## Exercise requirements
Can you print the part of the Docker workflow text from "In this chapter, you" to "or programming language."?

## Provided text
In the previous chapter, you were introduced to the sample application, and you were able to download and run the application locally. At present, your development environment is set up for local development; however, before you can get your application to production, you need to be able to package up your application and all of its dependencies, ensure the target production environment has the correct supporting operating system libraries and configuration, select an appropriate web server to host your application, and have a mechanism to be able to package this all together, ideally in a self-contained artifact that requires minimal external configuration. Traditionally, all of this has been very difficult to achieve reliably and consistently but this is where Docker has changed the landscape dramatically. With Docker and supporting tools, you now have the ability to achieve all of this and more in a much faster, more reliable, more consistent, and more portable fashion than ever before. 

In this chapter, you will learn how to create a comprehensive workflow that allows you to test, build, and publish your applications in a portable, repeatable, and consistent manner using Docker. The approach you will learn about has numerous benefits—for example, you will be able to perform all tasks by running a handful of simple, easy-to-remember commands, and you will be able to do so without needing to install any application-specific or operating-system-specific dependencies into your local development or build environment. This makes it very easy to move to another machine or configure a continuous-delivery service to perform the same workflow—as long as you have the core Docker-based environment you set up in the previous chapter, you will be able to run the workflow on any machine, regardless of the specifics of your application or programming language.

Layout coordinate data:
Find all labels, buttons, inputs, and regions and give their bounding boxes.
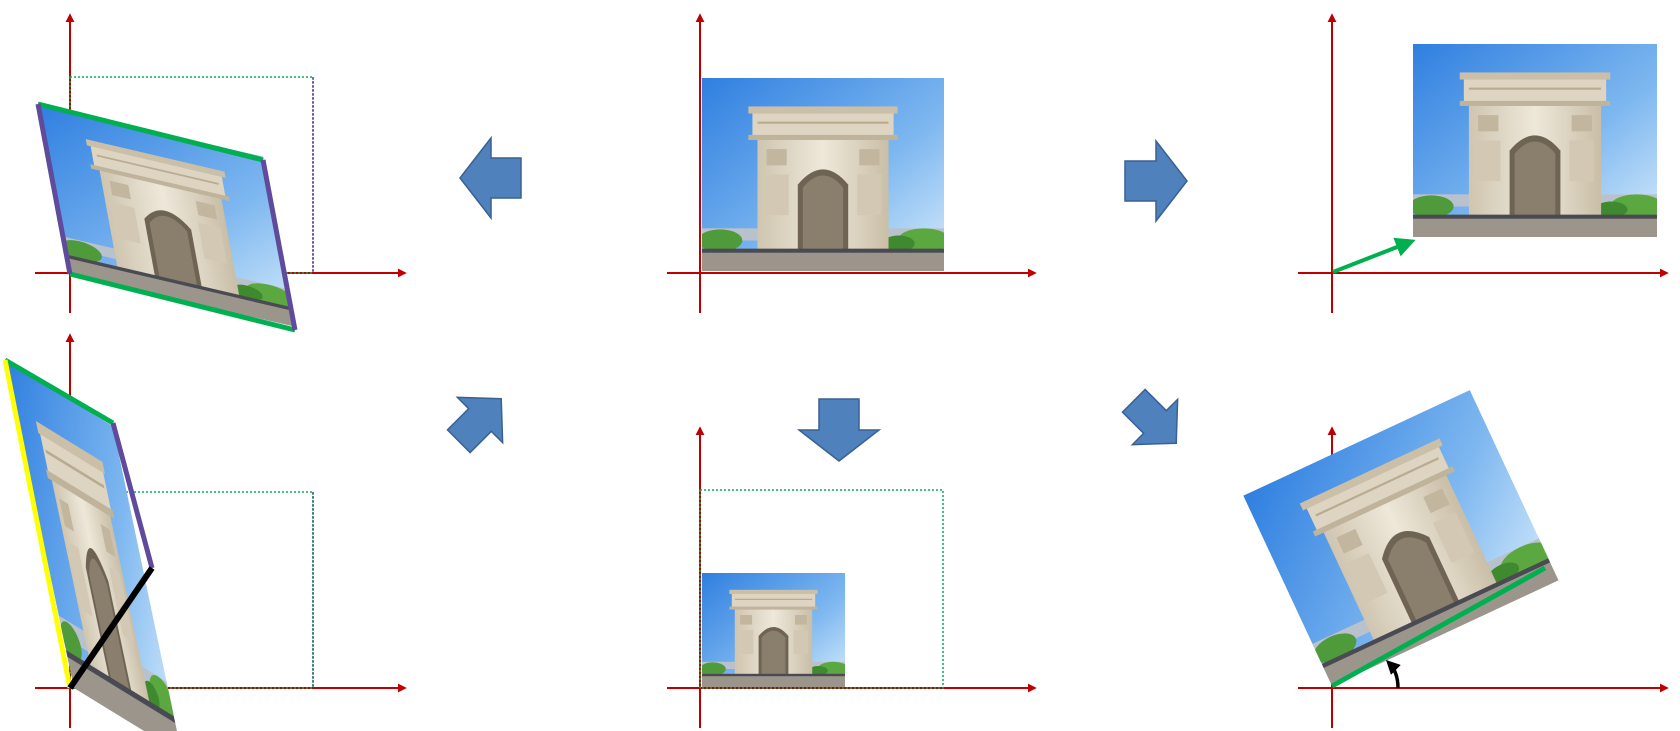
bottom-edge-black bbox=[67, 566, 155, 690]
top-edge-green bbox=[3, 357, 115, 426]
top-edge-green bbox=[37, 101, 264, 163]
arc-de-triomphe-photo-rotated bbox=[1243, 390, 1559, 686]
panel-rotation bbox=[1243, 390, 1669, 728]
panel-translation bbox=[1298, 13, 1669, 313]
bottom-edge-green bbox=[69, 271, 296, 333]
panel-scaling bbox=[667, 426, 1037, 728]
left-edge-purple bbox=[35, 103, 73, 275]
flow-arrow-down-right bbox=[1121, 388, 1179, 446]
flow-arrow-right bbox=[1124, 138, 1188, 224]
flow-arrow-left bbox=[459, 135, 522, 221]
arc-de-triomphe-photo bbox=[702, 78, 944, 271]
rotated-bottom-edge-green bbox=[1330, 565, 1547, 689]
panel-shear-horizontal bbox=[35, 13, 407, 333]
translation-vector-arrow bbox=[1332, 237, 1416, 274]
arc-de-triomphe-photo-scaled bbox=[702, 573, 845, 687]
original-bounds-dotted-outline bbox=[699, 489, 944, 689]
flow-arrow-down-left bbox=[446, 396, 504, 454]
rotation-angle-arrow bbox=[1386, 660, 1401, 689]
right-edge-purple bbox=[260, 159, 298, 331]
flow-arrows bbox=[446, 135, 1188, 462]
flow-arrow-down bbox=[796, 398, 882, 462]
panel-shear-vertical bbox=[2, 333, 407, 731]
panel-original bbox=[667, 13, 1037, 313]
left-edge-yellow bbox=[2, 359, 73, 689]
right-edge-purple bbox=[110, 422, 155, 569]
arc-de-triomphe-photo bbox=[1413, 44, 1657, 237]
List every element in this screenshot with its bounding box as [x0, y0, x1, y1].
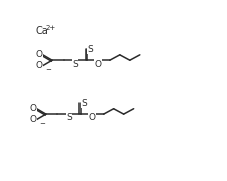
Text: O: O	[29, 104, 36, 113]
Text: O: O	[35, 50, 42, 59]
Text: S: S	[88, 45, 94, 54]
Text: S: S	[72, 60, 78, 69]
Text: S: S	[66, 113, 72, 123]
Text: O: O	[29, 115, 36, 124]
Text: O: O	[35, 61, 42, 70]
Text: S: S	[81, 99, 87, 108]
Text: 2+: 2+	[45, 25, 55, 31]
Text: O: O	[95, 60, 102, 69]
Text: Ca: Ca	[35, 26, 48, 36]
Text: −: −	[45, 67, 51, 73]
Text: O: O	[89, 113, 96, 123]
Text: −: −	[39, 121, 45, 127]
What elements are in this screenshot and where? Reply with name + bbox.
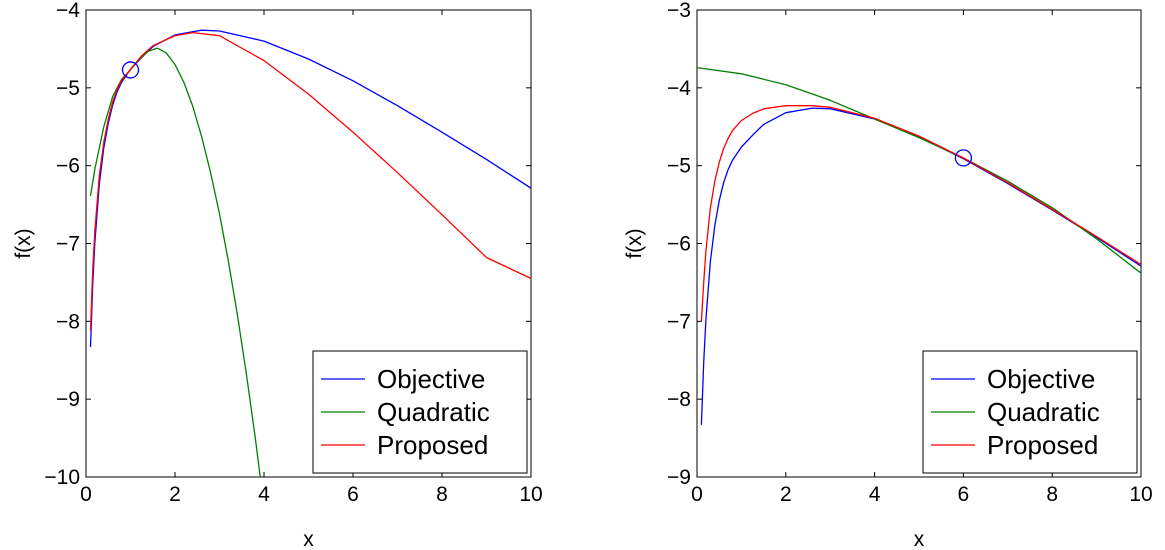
y-tick-label: −9 [56, 388, 80, 411]
series-line-proposed [700, 105, 1141, 322]
legend-label-proposed: Proposed [377, 430, 488, 460]
legend-label-objective: Objective [987, 364, 1095, 394]
y-tick-label: −6 [56, 155, 80, 178]
x-tick-label: 6 [347, 483, 359, 506]
x-tick-label: 10 [519, 483, 542, 506]
legend-label-quadratic: Quadratic [987, 397, 1100, 427]
x-axis-label: x [303, 528, 314, 550]
y-tick-label: −5 [667, 155, 691, 178]
x-tick-label: 2 [169, 483, 181, 506]
series-line-quadratic [89, 47, 261, 477]
y-axis-label: f(x) [623, 228, 646, 258]
x-tick-label: 4 [258, 483, 270, 506]
legend-label-quadratic: Quadratic [377, 397, 490, 427]
x-tick-label: 4 [869, 483, 881, 506]
plot-area [697, 66, 1141, 425]
series-line-objective [89, 29, 531, 348]
y-tick-label: −10 [44, 466, 80, 489]
plot-area [89, 29, 531, 477]
legend-label-objective: Objective [377, 364, 485, 394]
x-tick-label: 0 [80, 483, 92, 506]
x-tick-label: 8 [436, 483, 448, 506]
y-axis-label: f(x) [12, 228, 35, 258]
x-tick-label: 8 [1046, 483, 1058, 506]
x-tick-label: 2 [780, 483, 792, 506]
series-line-objective [700, 107, 1141, 425]
point-marker [121, 61, 140, 79]
y-tick-label: −3 [667, 0, 691, 22]
y-tick-label: −7 [667, 310, 691, 333]
y-tick-label: −9 [667, 466, 691, 489]
y-tick-label: −6 [667, 233, 691, 256]
y-tick-label: −4 [56, 0, 80, 22]
chart-panel-2: 0 2 4 6 8 10 −9 −8 −7 −6 −5 −4 −3 x f(x) ObjectiveQuadr… [623, 0, 1153, 550]
y-tick-label: −5 [56, 77, 80, 100]
y-tick-label: −8 [667, 388, 691, 411]
x-tick-label: 0 [691, 483, 703, 506]
x-tick-label: 6 [958, 483, 970, 506]
chart-panel-1: 0 2 4 6 8 10 −10 −9 −8 −7 −6 −5 −4 x f(x) ObjectiveQuad… [12, 0, 543, 550]
y-tick-label: −4 [667, 77, 691, 100]
y-tick-label: −7 [56, 233, 80, 256]
series-line-proposed [89, 31, 531, 331]
x-axis-label: x [914, 528, 925, 550]
x-tick-label: 10 [1129, 483, 1152, 506]
series-line-quadratic [697, 66, 1141, 274]
legend-label-proposed: Proposed [987, 430, 1098, 460]
y-tick-label: −8 [56, 310, 80, 333]
point-marker [954, 149, 973, 167]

## Task solution
In this chapter, you will learn how to create a comprehensive workflow that allows you to test, build, and publish your applications in a portable, repeatable, and consistent manner using Docker. The approach you will learn about has numerous benefits—for example, you will be able to perform all tasks by running a handful of simple, easy-to-remember commands, and you will be able to do so without needing to install any application-specific or operating-system-specific dependencies into your local development or build environment. This makes it very easy to move to another machine or configure a continuous-delivery service to perform the same workflow—as long as you have the core Docker-based environment you set up in the previous chapter, you will be able to run the workflow on any machine, regardless of the specifics of your application or programming language.